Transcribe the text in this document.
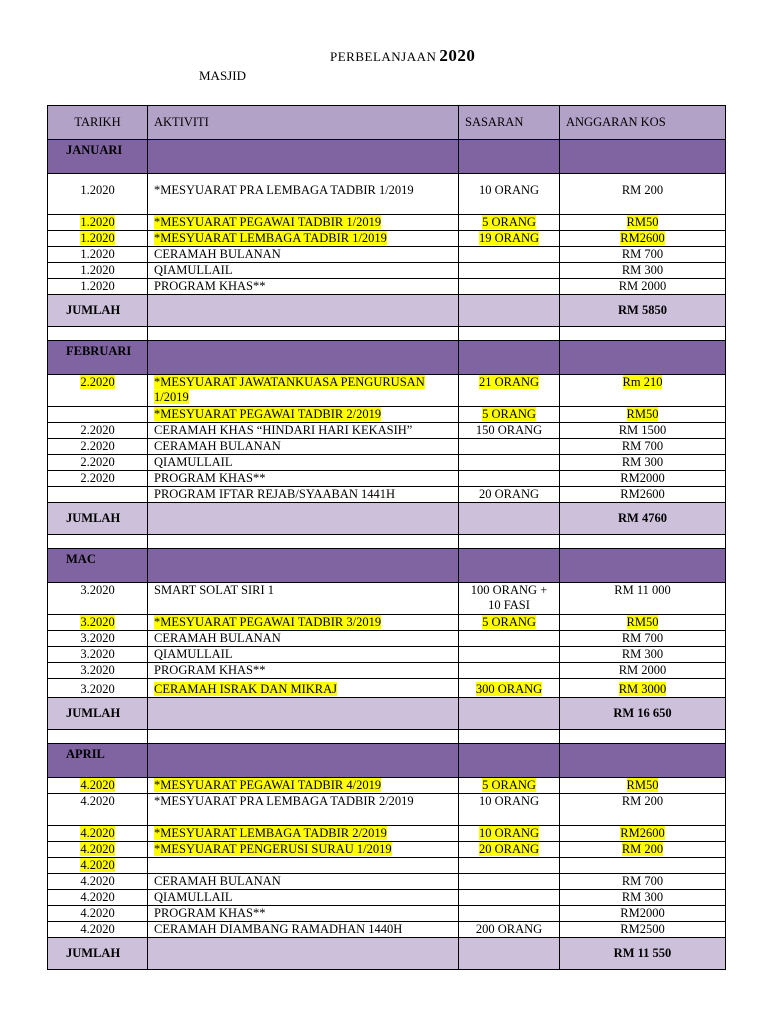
PERBELANJAAN 2020
MASJID
TARIKH	AKTIVITI	SASARAN	ANGGARAN KOS
JANUARI			
1.2020	*MESYUARAT PRA LEMBAGA TADBIR 1/2019	10 ORANG	RM 200
1.2020	*MESYUARAT PEGAWAI TADBIR 1/2019	5 ORANG	RM50
1.2020	*MESYUARAT LEMBAGA TADBIR 1/2019	19 ORANG	RM2600
1.2020	CERAMAH BULANAN		RM 700
1.2020	QIAMULLAIL		RM 300
1.2020	PROGRAM KHAS**		RM 2000
JUMLAH			RM 5850

FEBRUARI			
2.2020	*MESYUARAT JAWATANKUASA PENGURUSAN 1/2019	21 ORANG	Rm 210
	*MESYUARAT PEGAWAI TADBIR 2/2019	5 ORANG	RM50
2.2020	CERAMAH KHAS “HINDARI HARI KEKASIH”	150 ORANG	RM 1500
2.2020	CERAMAH BULANAN		RM 700
2.2020	QIAMULLAIL		RM 300
2.2020	PROGRAM KHAS**		RM2000
	PROGRAM IFTAR REJAB/SYAABAN 1441H	20 ORANG	RM2600
JUMLAH			RM 4760

MAC			
3.2020	SMART SOLAT SIRI 1	100 ORANG + 10 FASI	RM 11 000
3.2020	*MESYUARAT PEGAWAI TADBIR 3/2019	5 ORANG	RM50
3.2020	CERAMAH BULANAN		RM 700
3.2020	QIAMULLAIL		RM 300
3.2020	PROGRAM KHAS**		RM 2000
3.2020	CERAMAH ISRAK DAN MIKRAJ	300 ORANG	RM 3000
JUMLAH			RM 16 650

APRIL			
4.2020	*MESYUARAT PEGAWAI TADBIR 4/2019	5 ORANG	RM50
4.2020	*MESYUARAT PRA LEMBAGA TADBIR 2/2019	10 ORANG	RM 200
4.2020	*MESYUARAT LEMBAGA TADBIR 2/2019	10 ORANG	RM2600
4.2020	*MESYUARAT PENGERUSI SURAU 1/2019	20 ORANG	RM 200
4.2020			
4.2020	CERAMAH BULANAN		RM 700
4.2020	QIAMULLAIL		RM 300
4.2020	PROGRAM KHAS**		RM2000
4.2020	CERAMAH DIAMBANG RAMADHAN 1440H	200 ORANG	RM2500
JUMLAH			RM 11 550
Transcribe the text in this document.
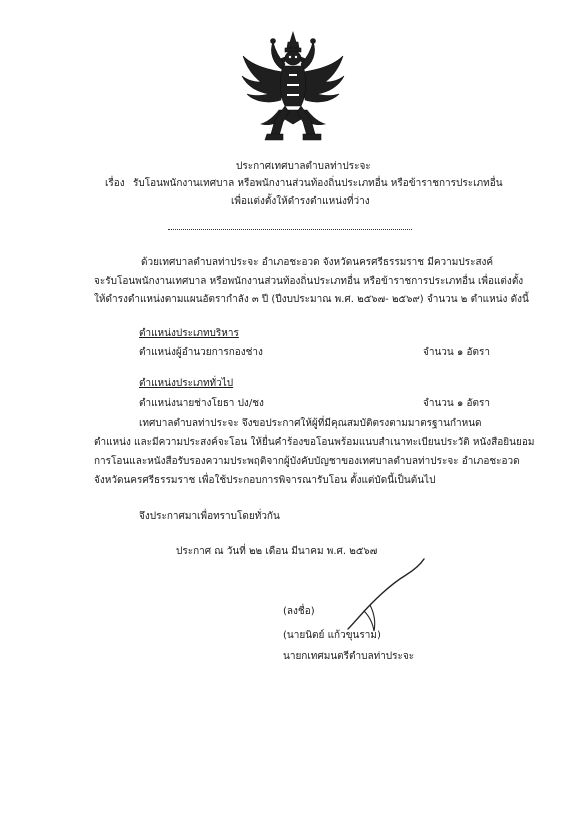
ประกาศเทศบาลตำบลท่าประจะ
เรื่อง รับโอนพนักงานเทศบาล หรือพนักงานส่วนท้องถิ่นประเภทอื่น หรือข้าราชการประเภทอื่น
เพื่อแต่งตั้งให้ดำรงตำแหน่งที่ว่าง
ด้วยเทศบาลตำบลท่าประจะ อำเภอชะอวด จังหวัดนครศรีธรรมราช มีความประสงค์
จะรับโอนพนักงานเทศบาล หรือพนักงานส่วนท้องถิ่นประเภทอื่น หรือข้าราชการประเภทอื่น เพื่อแต่งตั้ง
ให้ดำรงตำแหน่งตามแผนอัตรากำลัง ๓ ปี (ปีงบประมาณ พ.ศ. ๒๕๖๗- ๒๕๖๙) จำนวน ๒ ตำแหน่ง ดังนี้
ตำแหน่งประเภทบริหาร
ตำแหน่งผู้อำนวยการกองช่าง	จำนวน ๑ อัตรา
ตำแหน่งประเภททั่วไป
ตำแหน่งนายช่างโยธา ปง/ชง	จำนวน ๑ อัตรา
เทศบาลตำบลท่าประจะ จึงขอประกาศให้ผู้ที่มีคุณสมบัติตรงตามมาตรฐานกำหนด
ตำแหน่ง และมีความประสงค์จะโอน ให้ยื่นคำร้องขอโอนพร้อมแนบสำเนาทะเบียนประวัติ หนังสือยินยอม
การโอนและหนังสือรับรองความประพฤติจากผู้บังคับบัญชาของเทศบาลตำบลท่าประจะ อำเภอชะอวด
จังหวัดนครศรีธรรมราช เพื่อใช้ประกอบการพิจารณารับโอน ตั้งแต่บัดนี้เป็นต้นไป
จึงประกาศมาเพื่อทราบโดยทั่วกัน
ประกาศ ณ วันที่ ๒๒ เดือน มีนาคม พ.ศ. ๒๕๖๗
(ลงชื่อ)
(นายนิตย์ แก้วขุนราม)
นายกเทศมนตรีตำบลท่าประจะ
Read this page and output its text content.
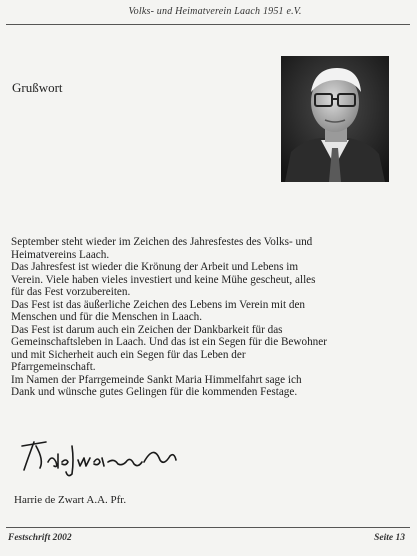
Volks- und Heimatverein Laach 1951 e.V.
Grußwort
September steht wieder im Zeichen des Jahresfestes des Volks- und
Heimatvereins Laach.
Das Jahresfest ist wieder die Krönung der Arbeit und Lebens im
Verein. Viele haben vieles investiert und keine Mühe gescheut, alles
für das Fest vorzubereiten.
Das Fest ist das äußerliche Zeichen des Lebens im Verein mit den
Menschen und für die Menschen in Laach.
Das Fest ist darum auch ein Zeichen der Dankbarkeit für das
Gemeinschaftsleben in Laach. Und das ist ein Segen für die Bewohner
und mit Sicherheit auch ein Segen für das Leben der
Pfarrgemeinschaft.
Im Namen der Pfarrgemeinde Sankt Maria Himmelfahrt sage ich
Dank und wünsche gutes Gelingen für die kommenden Festage.
Harrie de Zwart A.A. Pfr.
Festschrift 2002	Seite 13
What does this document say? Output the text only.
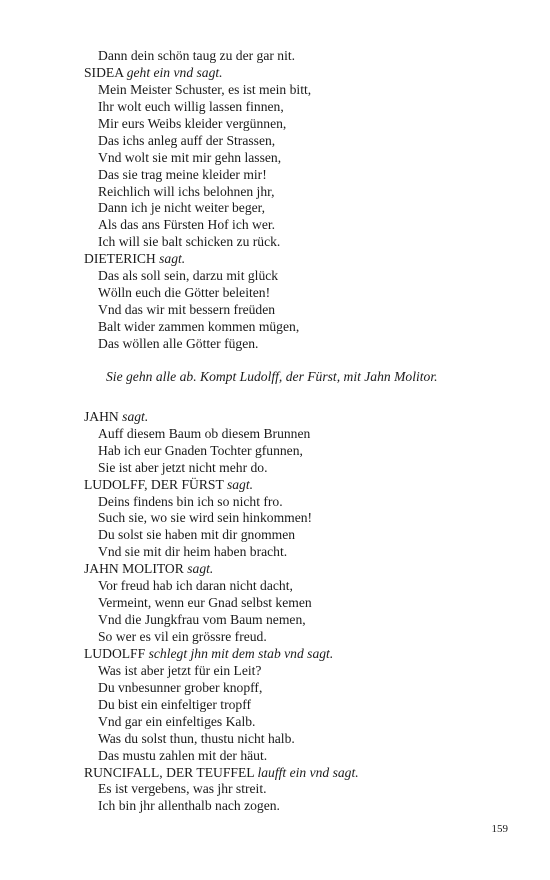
Dann dein schön taug zu der gar nit.
SIDEA geht ein vnd sagt.
Mein Meister Schuster, es ist mein bitt,
Ihr wolt euch willig lassen finnen,
Mir eurs Weibs kleider vergünnen,
Das ichs anleg auff der Strassen,
Vnd wolt sie mit mir gehn lassen,
Das sie trag meine kleider mir!
Reichlich will ichs belohnen jhr,
Dann ich je nicht weiter beger,
Als das ans Fürsten Hof ich wer.
Ich will sie balt schicken zu rück.
DIETERICH sagt.
Das als soll sein, darzu mit glück
Wölln euch die Götter beleiten!
Vnd das wir mit bessern freüden
Balt wider zammen kommen mügen,
Das wöllen alle Götter fügen.
Sie gehn alle ab. Kompt Ludolff, der Fürst, mit Jahn Molitor.
JAHN sagt.
Auff diesem Baum ob diesem Brunnen
Hab ich eur Gnaden Tochter gfunnen,
Sie ist aber jetzt nicht mehr do.
LUDOLFF, DER FÜRST sagt.
Deins findens bin ich so nicht fro.
Such sie, wo sie wird sein hinkommen!
Du solst sie haben mit dir gnommen
Vnd sie mit dir heim haben bracht.
JAHN MOLITOR sagt.
Vor freud hab ich daran nicht dacht,
Vermeint, wenn eur Gnad selbst kemen
Vnd die Jungkfrau vom Baum nemen,
So wer es vil ein grössre freud.
LUDOLFF schlegt jhn mit dem stab vnd sagt.
Was ist aber jetzt für ein Leit?
Du vnbesunner grober knopff,
Du bist ein einfeltiger tropff
Vnd gar ein einfeltiges Kalb.
Was du solst thun, thustu nicht halb.
Das mustu zahlen mit der häut.
RUNCIFALL, DER TEUFFEL laufft ein vnd sagt.
Es ist vergebens, was jhr streit.
Ich bin jhr allenthalb nach zogen.
159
• • •
* [WHAT IS REQUIRED]
Exclude the images, then output the data above word for word.

* [RESPONSE TO THE EXERCISE]
Transcribe the text in this document.
PERBELANJAAN 2020
MASJID
TARIKH	AKTIVITI	SASARAN	ANGGARAN KOS
JANUARI			
1.2020	*MESYUARAT PRA LEMBAGA TADBIR 1/2019	10 ORANG	RM 200
1.2020	*MESYUARAT PEGAWAI TADBIR 1/2019	5 ORANG	RM50
1.2020	*MESYUARAT LEMBAGA TADBIR 1/2019	19 ORANG	RM2600
1.2020	CERAMAH BULANAN		RM 700
1.2020	QIAMULLAIL		RM 300
1.2020	PROGRAM KHAS**		RM 2000
JUMLAH			RM 5850

FEBRUARI			
2.2020	*MESYUARAT JAWATANKUASA PENGURUSAN 1/2019	21 ORANG	Rm 210
	*MESYUARAT PEGAWAI TADBIR 2/2019	5 ORANG	RM50
2.2020	CERAMAH KHAS “HINDARI HARI KEKASIH”	150 ORANG	RM 1500
2.2020	CERAMAH BULANAN		RM 700
2.2020	QIAMULLAIL		RM 300
2.2020	PROGRAM KHAS**		RM2000
	PROGRAM IFTAR REJAB/SYAABAN 1441H	20 ORANG	RM2600
JUMLAH			RM 4760

MAC			
3.2020	SMART SOLAT SIRI 1	100 ORANG + 10 FASI	RM 11 000
3.2020	*MESYUARAT PEGAWAI TADBIR 3/2019	5 ORANG	RM50
3.2020	CERAMAH BULANAN		RM 700
3.2020	QIAMULLAIL		RM 300
3.2020	PROGRAM KHAS**		RM 2000
3.2020	CERAMAH ISRAK DAN MIKRAJ	300 ORANG	RM 3000
JUMLAH			RM 16 650

APRIL			
4.2020	*MESYUARAT PEGAWAI TADBIR 4/2019	5 ORANG	RM50
4.2020	*MESYUARAT PRA LEMBAGA TADBIR 2/2019	10 ORANG	RM 200
4.2020	*MESYUARAT LEMBAGA TADBIR 2/2019	10 ORANG	RM2600
4.2020	*MESYUARAT PENGERUSI SURAU 1/2019	20 ORANG	RM 200
4.2020			
4.2020	CERAMAH BULANAN		RM 700
4.2020	QIAMULLAIL		RM 300
4.2020	PROGRAM KHAS**		RM2000
4.2020	CERAMAH DIAMBANG RAMADHAN 1440H	200 ORANG	RM2500
JUMLAH			RM 11 550
Transcribe the text in this document.
ประกาศเทศบาลตำบลท่าประจะ
เรื่อง รับโอนพนักงานเทศบาล หรือพนักงานส่วนท้องถิ่นประเภทอื่น หรือข้าราชการประเภทอื่น
เพื่อแต่งตั้งให้ดำรงตำแหน่งที่ว่าง
ด้วยเทศบาลตำบลท่าประจะ อำเภอชะอวด จังหวัดนครศรีธรรมราช มีความประสงค์
จะรับโอนพนักงานเทศบาล หรือพนักงานส่วนท้องถิ่นประเภทอื่น หรือข้าราชการประเภทอื่น เพื่อแต่งตั้ง
ให้ดำรงตำแหน่งตามแผนอัตรากำลัง ๓ ปี (ปีงบประมาณ พ.ศ. ๒๕๖๗- ๒๕๖๙) จำนวน ๒ ตำแหน่ง ดังนี้
ตำแหน่งประเภทบริหาร
ตำแหน่งผู้อำนวยการกองช่าง	จำนวน ๑ อัตรา
ตำแหน่งประเภททั่วไป
ตำแหน่งนายช่างโยธา ปง/ชง	จำนวน ๑ อัตรา
เทศบาลตำบลท่าประจะ จึงขอประกาศให้ผู้ที่มีคุณสมบัติตรงตามมาตรฐานกำหนด
ตำแหน่ง และมีความประสงค์จะโอน ให้ยื่นคำร้องขอโอนพร้อมแนบสำเนาทะเบียนประวัติ หนังสือยินยอม
การโอนและหนังสือรับรองความประพฤติจากผู้บังคับบัญชาของเทศบาลตำบลท่าประจะ อำเภอชะอวด
จังหวัดนครศรีธรรมราช เพื่อใช้ประกอบการพิจารณารับโอน ตั้งแต่บัดนี้เป็นต้นไป
จึงประกาศมาเพื่อทราบโดยทั่วกัน
ประกาศ ณ วันที่ ๒๒ เดือน มีนาคม พ.ศ. ๒๕๖๗
(ลงชื่อ)
(นายนิตย์ แก้วขุนราม)
นายกเทศมนตรีตำบลท่าประจะ
Read this page and output its text content.
Volks- und Heimatverein Laach 1951 e.V.
Grußwort
September steht wieder im Zeichen des Jahresfestes des Volks- und
Heimatvereins Laach.
Das Jahresfest ist wieder die Krönung der Arbeit und Lebens im
Verein. Viele haben vieles investiert und keine Mühe gescheut, alles
für das Fest vorzubereiten.
Das Fest ist das äußerliche Zeichen des Lebens im Verein mit den
Menschen und für die Menschen in Laach.
Das Fest ist darum auch ein Zeichen der Dankbarkeit für das
Gemeinschaftsleben in Laach. Und das ist ein Segen für die Bewohner
und mit Sicherheit auch ein Segen für das Leben der
Pfarrgemeinschaft.
Im Namen der Pfarrgemeinde Sankt Maria Himmelfahrt sage ich
Dank und wünsche gutes Gelingen für die kommenden Festage.
Harrie de Zwart A.A. Pfr.
Festschrift 2002	Seite 13
What does this document say? Output the text only.
Dann dein schön taug zu der gar nit.
SIDEA geht ein vnd sagt.
Mein Meister Schuster, es ist mein bitt,
Ihr wolt euch willig lassen finnen,
Mir eurs Weibs kleider vergünnen,
Das ichs anleg auff der Strassen,
Vnd wolt sie mit mir gehn lassen,
Das sie trag meine kleider mir!
Reichlich will ichs belohnen jhr,
Dann ich je nicht weiter beger,
Als das ans Fürsten Hof ich wer.
Ich will sie balt schicken zu rück.
DIETERICH sagt.
Das als soll sein, darzu mit glück
Wölln euch die Götter beleiten!
Vnd das wir mit bessern freüden
Balt wider zammen kommen mügen,
Das wöllen alle Götter fügen.
Sie gehn alle ab. Kompt Ludolff, der Fürst, mit Jahn Molitor.
JAHN sagt.
Auff diesem Baum ob diesem Brunnen
Hab ich eur Gnaden Tochter gfunnen,
Sie ist aber jetzt nicht mehr do.
LUDOLFF, DER FÜRST sagt.
Deins findens bin ich so nicht fro.
Such sie, wo sie wird sein hinkommen!
Du solst sie haben mit dir gnommen
Vnd sie mit dir heim haben bracht.
JAHN MOLITOR sagt.
Vor freud hab ich daran nicht dacht,
Vermeint, wenn eur Gnad selbst kemen
Vnd die Jungkfrau vom Baum nemen,
So wer es vil ein grössre freud.
LUDOLFF schlegt jhn mit dem stab vnd sagt.
Was ist aber jetzt für ein Leit?
Du vnbesunner grober knopff,
Du bist ein einfeltiger tropff
Vnd gar ein einfeltiges Kalb.
Was du solst thun, thustu nicht halb.
Das mustu zahlen mit der häut.
RUNCIFALL, DER TEUFFEL laufft ein vnd sagt.
Es ist vergebens, was jhr streit.
Ich bin jhr allenthalb nach zogen.
159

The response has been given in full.